SHORT PROBLEM :: Print the entries that appear below, exactly as written and without their pictures.

Items from a figure collection:
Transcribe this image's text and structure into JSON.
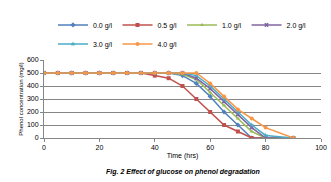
{
  "chart_data": {
    "type": "line",
    "title": "Fig. 2 Effect of glucose on phenol degradation",
    "x_label": "Time (hrs)",
    "y_label": "Phenol concentration (mg/l)",
    "x": [
      0,
      5,
      10,
      15,
      20,
      25,
      30,
      35,
      40,
      45,
      50,
      55,
      60,
      65,
      70,
      75,
      80,
      90
    ],
    "series": [
      {
        "name": "0.0 g/l",
        "color": "#4F81BD",
        "marker": "diamond",
        "values": [
          500,
          500,
          500,
          500,
          500,
          500,
          500,
          500,
          500,
          500,
          480,
          420,
          320,
          200,
          100,
          0,
          0,
          0
        ]
      },
      {
        "name": "0.5 g/l",
        "color": "#C0504D",
        "marker": "square",
        "values": [
          500,
          500,
          500,
          500,
          500,
          500,
          500,
          500,
          480,
          460,
          400,
          300,
          200,
          100,
          50,
          0,
          0,
          0
        ]
      },
      {
        "name": "1.0 g/l",
        "color": "#9BBB59",
        "marker": "triangle-up",
        "values": [
          500,
          500,
          500,
          500,
          500,
          500,
          500,
          500,
          500,
          500,
          490,
          450,
          350,
          250,
          150,
          50,
          0,
          0
        ]
      },
      {
        "name": "2.0 g/l",
        "color": "#8064A2",
        "marker": "x",
        "values": [
          500,
          500,
          500,
          500,
          500,
          500,
          500,
          500,
          500,
          500,
          500,
          460,
          380,
          280,
          180,
          80,
          0,
          0
        ]
      },
      {
        "name": "3.0 g/l",
        "color": "#4BACC6",
        "marker": "star",
        "values": [
          500,
          500,
          500,
          500,
          500,
          500,
          500,
          500,
          500,
          500,
          500,
          480,
          400,
          300,
          200,
          100,
          20,
          0
        ]
      },
      {
        "name": "4.0 g/l",
        "color": "#F79646",
        "marker": "circle",
        "values": [
          500,
          500,
          500,
          500,
          500,
          500,
          500,
          500,
          500,
          500,
          500,
          500,
          420,
          320,
          220,
          150,
          80,
          0
        ]
      }
    ],
    "xlim": [
      0,
      100
    ],
    "xticks": [
      0,
      20,
      40,
      60,
      80,
      100
    ],
    "ylim": [
      0,
      600
    ],
    "yticks": [
      0,
      100,
      200,
      300,
      400,
      500,
      600
    ],
    "grid": true,
    "legend": "top"
  }
}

TASK RESULT ::
Transcribe this image's text and structure into JSON.
{
  "chart_data": {
    "type": "line",
    "title": "Fig. 2 Effect of glucose on phenol degradation",
    "x_label": "Time (hrs)",
    "y_label": "Phenol concentration (mg/l)",
    "x": [
      0,
      5,
      10,
      15,
      20,
      25,
      30,
      35,
      40,
      45,
      50,
      55,
      60,
      65,
      70,
      75,
      80,
      90
    ],
    "series": [
      {
        "name": "0.0 g/l",
        "color": "#4F81BD",
        "marker": "diamond",
        "values": [
          500,
          500,
          500,
          500,
          500,
          500,
          500,
          500,
          500,
          500,
          480,
          420,
          320,
          200,
          100,
          0,
          0,
          0
        ]
      },
      {
        "name": "0.5 g/l",
        "color": "#C0504D",
        "marker": "square",
        "values": [
          500,
          500,
          500,
          500,
          500,
          500,
          500,
          500,
          480,
          460,
          400,
          300,
          200,
          100,
          50,
          0,
          0,
          0
        ]
      },
      {
        "name": "1.0 g/l",
        "color": "#9BBB59",
        "marker": "triangle-up",
        "values": [
          500,
          500,
          500,
          500,
          500,
          500,
          500,
          500,
          500,
          500,
          490,
          450,
          350,
          250,
          150,
          50,
          0,
          0
        ]
      },
      {
        "name": "2.0 g/l",
        "color": "#8064A2",
        "marker": "x",
        "values": [
          500,
          500,
          500,
          500,
          500,
          500,
          500,
          500,
          500,
          500,
          500,
          460,
          380,
          280,
          180,
          80,
          0,
          0
        ]
      },
      {
        "name": "3.0 g/l",
        "color": "#4BACC6",
        "marker": "star",
        "values": [
          500,
          500,
          500,
          500,
          500,
          500,
          500,
          500,
          500,
          500,
          500,
          480,
          400,
          300,
          200,
          100,
          20,
          0
        ]
      },
      {
        "name": "4.0 g/l",
        "color": "#F79646",
        "marker": "circle",
        "values": [
          500,
          500,
          500,
          500,
          500,
          500,
          500,
          500,
          500,
          500,
          500,
          500,
          420,
          320,
          220,
          150,
          80,
          0
        ]
      }
    ],
    "xlim": [
      0,
      100
    ],
    "xticks": [
      0,
      20,
      40,
      60,
      80,
      100
    ],
    "ylim": [
      0,
      600
    ],
    "yticks": [
      0,
      100,
      200,
      300,
      400,
      500,
      600
    ],
    "grid": true,
    "legend": "top"
  }
}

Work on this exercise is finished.